## Records
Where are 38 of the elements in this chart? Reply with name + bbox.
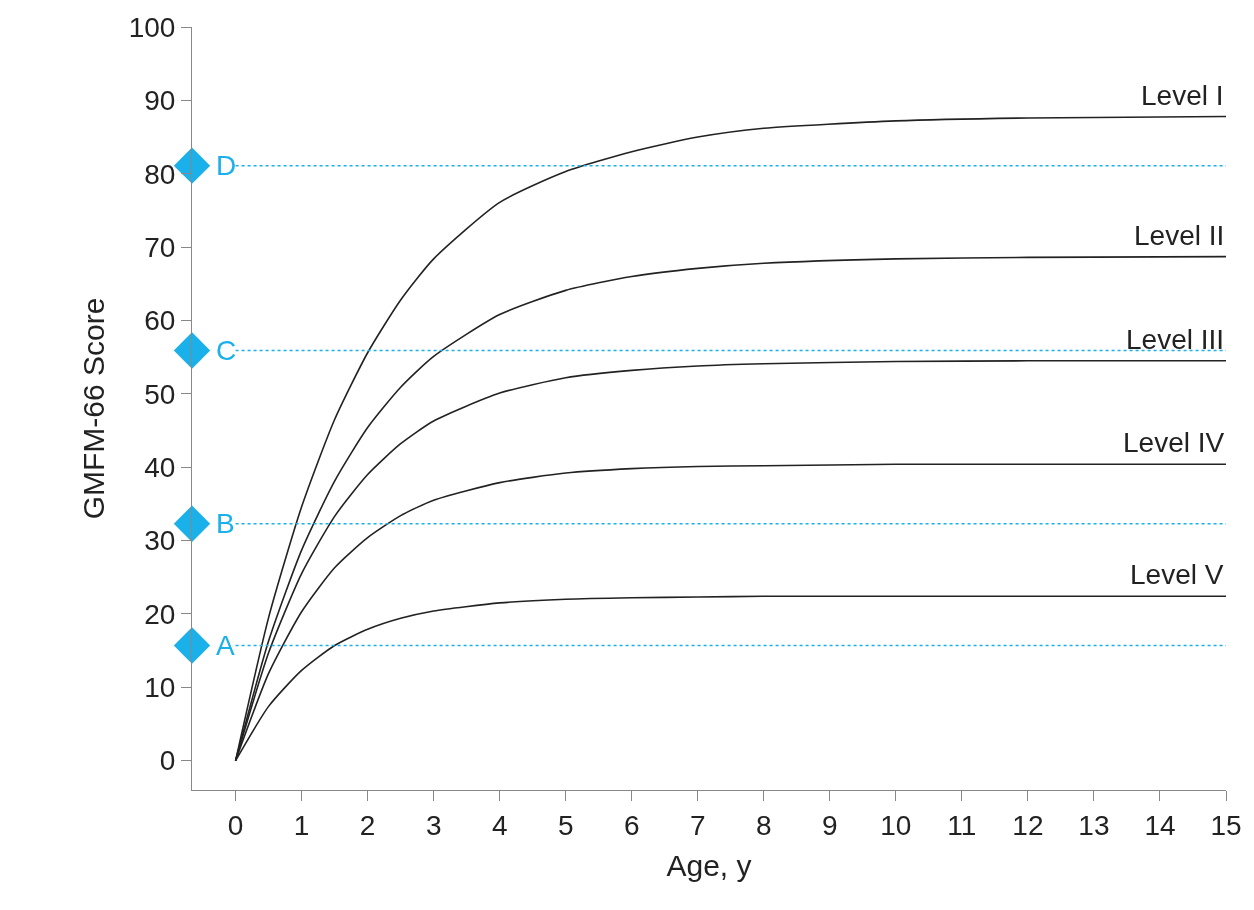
- y-tick-label: 100: [128, 11, 176, 43]
- x-tick-label: 6: [623, 809, 640, 841]
- y-tick-label: 30: [144, 525, 176, 557]
- x-tick-label: 11: [947, 809, 977, 841]
- x-tick-label: 4: [491, 809, 508, 841]
- x-tick-label: 14: [1144, 809, 1176, 841]
- ref-line-label: A: [216, 630, 235, 661]
- y-tick-label: 10: [144, 672, 176, 704]
- x-tick-label: 1: [293, 809, 310, 841]
- y-tick-label: 50: [144, 378, 176, 410]
- x-tick-label: 8: [756, 809, 772, 841]
- y-tick-label: 60: [144, 305, 176, 337]
- series-label: Level V: [1130, 559, 1224, 590]
- y-tick-label: 80: [144, 158, 176, 190]
- series-label: Level I: [1141, 80, 1224, 111]
- series-label: Level IV: [1123, 427, 1225, 458]
- x-tick-label: 10: [880, 809, 912, 841]
- y-tick-label: 90: [144, 85, 176, 117]
- x-tick-label: 13: [1078, 809, 1110, 841]
- x-tick-label: 15: [1210, 809, 1242, 841]
- y-tick-label: 70: [144, 231, 176, 263]
- ref-line-label: B: [216, 508, 235, 539]
- y-tick-label: 40: [144, 451, 176, 483]
- series-label: Level II: [1134, 220, 1225, 251]
- x-axis-title: Age, y: [666, 849, 752, 883]
- x-tick-label: 5: [557, 809, 574, 841]
- ref-line-label: D: [216, 150, 237, 181]
- x-tick-label: 2: [359, 809, 376, 841]
- x-tick-label: 9: [822, 809, 838, 841]
- y-tick-label: 20: [144, 598, 176, 630]
- x-tick-label: 3: [425, 809, 442, 841]
- ref-line-label: C: [216, 335, 237, 366]
- y-tick-label: 0: [159, 745, 176, 777]
- series-label: Level III: [1126, 324, 1225, 355]
- y-axis-title: GMFM-66 Score: [76, 297, 110, 520]
- x-tick-label: 0: [227, 809, 244, 841]
- x-tick-label: 7: [689, 809, 706, 841]
- x-tick-label: 12: [1012, 809, 1044, 841]
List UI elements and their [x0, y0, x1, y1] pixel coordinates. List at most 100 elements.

## Exercise description
Rewrite the data from the line with "- y-tick-label: 100: [128, 11, 176, 43]" to the line with "- x-tick-label: 5: [557, 809, 574, 841]", replacing every "series-label" with "legend-label" and leaving all else unchanged.

## Output of the task
- y-tick-label: 100: [128, 11, 176, 43]
- x-tick-label: 6: [623, 809, 640, 841]
- y-tick-label: 30: [144, 525, 176, 557]
- x-tick-label: 11: [947, 809, 977, 841]
- x-tick-label: 4: [491, 809, 508, 841]
- x-tick-label: 14: [1144, 809, 1176, 841]
- ref-line-label: A: [216, 630, 235, 661]
- y-tick-label: 10: [144, 672, 176, 704]
- x-tick-label: 1: [293, 809, 310, 841]
- y-tick-label: 50: [144, 378, 176, 410]
- x-tick-label: 8: [756, 809, 772, 841]
- y-tick-label: 60: [144, 305, 176, 337]
- legend-label: Level V: [1130, 559, 1224, 590]
- y-tick-label: 80: [144, 158, 176, 190]
- legend-label: Level I: [1141, 80, 1224, 111]
- legend-label: Level IV: [1123, 427, 1225, 458]
- x-tick-label: 10: [880, 809, 912, 841]
- y-tick-label: 90: [144, 85, 176, 117]
- x-tick-label: 13: [1078, 809, 1110, 841]
- x-tick-label: 15: [1210, 809, 1242, 841]
- y-tick-label: 70: [144, 231, 176, 263]
- ref-line-label: B: [216, 508, 235, 539]
- y-tick-label: 40: [144, 451, 176, 483]
- legend-label: Level II: [1134, 220, 1225, 251]
- x-axis-title: Age, y: [666, 849, 752, 883]
- x-tick-label: 5: [557, 809, 574, 841]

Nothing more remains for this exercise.